● WHAT IS BEING ASKED
Report all lines of the data below that hold the word "Finnmarksvidda".

● PROVIDED DATA

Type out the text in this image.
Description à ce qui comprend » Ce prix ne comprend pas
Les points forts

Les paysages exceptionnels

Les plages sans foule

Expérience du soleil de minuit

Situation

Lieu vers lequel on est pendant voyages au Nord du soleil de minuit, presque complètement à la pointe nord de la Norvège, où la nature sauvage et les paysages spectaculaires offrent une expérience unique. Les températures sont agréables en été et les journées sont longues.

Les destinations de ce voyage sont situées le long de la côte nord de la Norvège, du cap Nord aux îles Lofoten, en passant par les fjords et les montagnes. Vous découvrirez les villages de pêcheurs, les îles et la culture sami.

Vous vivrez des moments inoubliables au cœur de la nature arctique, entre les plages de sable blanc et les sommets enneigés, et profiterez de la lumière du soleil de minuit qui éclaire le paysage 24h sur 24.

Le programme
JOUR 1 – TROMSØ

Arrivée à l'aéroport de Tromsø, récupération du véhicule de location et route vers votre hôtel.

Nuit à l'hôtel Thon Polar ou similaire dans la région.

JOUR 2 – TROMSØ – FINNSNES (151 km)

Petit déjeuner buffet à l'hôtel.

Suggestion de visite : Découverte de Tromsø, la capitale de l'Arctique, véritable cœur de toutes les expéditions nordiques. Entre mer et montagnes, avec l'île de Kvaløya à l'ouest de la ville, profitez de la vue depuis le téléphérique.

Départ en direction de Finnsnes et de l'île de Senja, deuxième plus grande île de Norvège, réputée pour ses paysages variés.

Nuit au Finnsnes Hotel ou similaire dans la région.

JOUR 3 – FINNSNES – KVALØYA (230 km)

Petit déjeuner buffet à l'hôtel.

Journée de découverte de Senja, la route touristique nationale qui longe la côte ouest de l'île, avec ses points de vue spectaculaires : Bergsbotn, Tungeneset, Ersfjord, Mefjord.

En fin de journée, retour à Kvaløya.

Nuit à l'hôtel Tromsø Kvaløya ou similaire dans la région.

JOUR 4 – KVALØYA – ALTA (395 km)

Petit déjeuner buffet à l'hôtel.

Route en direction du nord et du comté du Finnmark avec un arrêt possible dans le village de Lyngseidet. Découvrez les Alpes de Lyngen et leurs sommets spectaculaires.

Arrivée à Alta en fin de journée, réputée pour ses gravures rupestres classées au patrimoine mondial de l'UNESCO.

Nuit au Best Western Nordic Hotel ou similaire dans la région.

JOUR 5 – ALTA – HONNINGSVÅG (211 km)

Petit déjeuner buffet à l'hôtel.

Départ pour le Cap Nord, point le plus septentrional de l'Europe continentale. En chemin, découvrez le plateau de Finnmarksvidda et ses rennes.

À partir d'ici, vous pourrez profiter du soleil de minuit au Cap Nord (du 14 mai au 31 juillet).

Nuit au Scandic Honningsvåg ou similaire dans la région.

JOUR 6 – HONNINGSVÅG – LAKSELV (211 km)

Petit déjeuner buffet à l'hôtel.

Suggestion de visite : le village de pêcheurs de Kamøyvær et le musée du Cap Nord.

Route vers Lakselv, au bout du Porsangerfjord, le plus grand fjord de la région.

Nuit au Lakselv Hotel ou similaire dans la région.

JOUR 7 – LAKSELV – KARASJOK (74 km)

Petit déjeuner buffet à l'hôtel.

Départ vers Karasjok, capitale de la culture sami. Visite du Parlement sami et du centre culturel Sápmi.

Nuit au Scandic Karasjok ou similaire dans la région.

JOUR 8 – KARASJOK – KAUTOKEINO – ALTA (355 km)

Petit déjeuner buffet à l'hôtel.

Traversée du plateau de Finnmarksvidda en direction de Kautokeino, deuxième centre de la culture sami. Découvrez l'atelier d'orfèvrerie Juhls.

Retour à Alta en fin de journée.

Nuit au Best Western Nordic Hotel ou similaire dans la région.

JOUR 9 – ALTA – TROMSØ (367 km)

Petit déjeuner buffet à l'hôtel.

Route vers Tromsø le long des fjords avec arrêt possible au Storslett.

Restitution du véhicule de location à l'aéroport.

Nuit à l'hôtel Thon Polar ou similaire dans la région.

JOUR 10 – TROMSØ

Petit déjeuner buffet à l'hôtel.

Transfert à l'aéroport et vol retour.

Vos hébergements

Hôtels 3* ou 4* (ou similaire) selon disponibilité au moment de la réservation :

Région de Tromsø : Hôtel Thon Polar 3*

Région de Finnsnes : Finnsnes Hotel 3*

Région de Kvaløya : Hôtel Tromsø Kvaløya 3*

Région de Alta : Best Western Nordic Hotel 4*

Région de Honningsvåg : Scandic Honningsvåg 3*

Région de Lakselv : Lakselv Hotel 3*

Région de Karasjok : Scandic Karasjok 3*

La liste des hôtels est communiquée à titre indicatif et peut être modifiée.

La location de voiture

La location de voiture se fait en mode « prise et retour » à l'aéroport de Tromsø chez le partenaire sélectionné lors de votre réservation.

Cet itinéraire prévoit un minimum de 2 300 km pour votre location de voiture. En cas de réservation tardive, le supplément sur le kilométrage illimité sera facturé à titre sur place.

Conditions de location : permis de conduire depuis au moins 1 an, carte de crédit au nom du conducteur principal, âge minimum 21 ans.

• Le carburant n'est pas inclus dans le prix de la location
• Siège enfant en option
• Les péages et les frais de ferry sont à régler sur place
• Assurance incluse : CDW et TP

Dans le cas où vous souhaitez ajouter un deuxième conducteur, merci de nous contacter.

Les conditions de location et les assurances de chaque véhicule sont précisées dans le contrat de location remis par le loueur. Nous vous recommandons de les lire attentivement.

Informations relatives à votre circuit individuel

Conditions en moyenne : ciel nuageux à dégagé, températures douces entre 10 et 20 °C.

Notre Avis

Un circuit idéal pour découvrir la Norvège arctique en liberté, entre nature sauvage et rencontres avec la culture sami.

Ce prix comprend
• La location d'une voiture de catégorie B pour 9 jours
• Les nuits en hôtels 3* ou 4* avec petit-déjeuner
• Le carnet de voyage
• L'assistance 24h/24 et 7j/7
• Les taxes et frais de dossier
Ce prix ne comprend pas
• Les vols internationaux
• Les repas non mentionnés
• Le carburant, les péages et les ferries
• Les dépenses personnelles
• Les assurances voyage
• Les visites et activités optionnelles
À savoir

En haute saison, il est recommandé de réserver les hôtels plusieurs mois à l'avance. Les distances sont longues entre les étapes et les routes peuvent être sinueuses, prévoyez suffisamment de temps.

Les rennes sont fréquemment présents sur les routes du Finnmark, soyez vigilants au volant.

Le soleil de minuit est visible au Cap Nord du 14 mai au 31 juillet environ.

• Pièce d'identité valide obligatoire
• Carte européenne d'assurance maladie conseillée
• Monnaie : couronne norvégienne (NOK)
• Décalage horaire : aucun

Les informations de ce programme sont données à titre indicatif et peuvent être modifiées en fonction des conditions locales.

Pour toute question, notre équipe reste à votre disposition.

● SOLUTION
Départ pour le Cap Nord, point le plus septentrional de l'Europe continentale. En chemin, découvrez le plateau de Finnmarksvidda et ses rennes.
Traversée du plateau de Finnmarksvidda en direction de Kautokeino, deuxième centre de la culture sami. Découvrez l'atelier d'orfèvrerie Juhls.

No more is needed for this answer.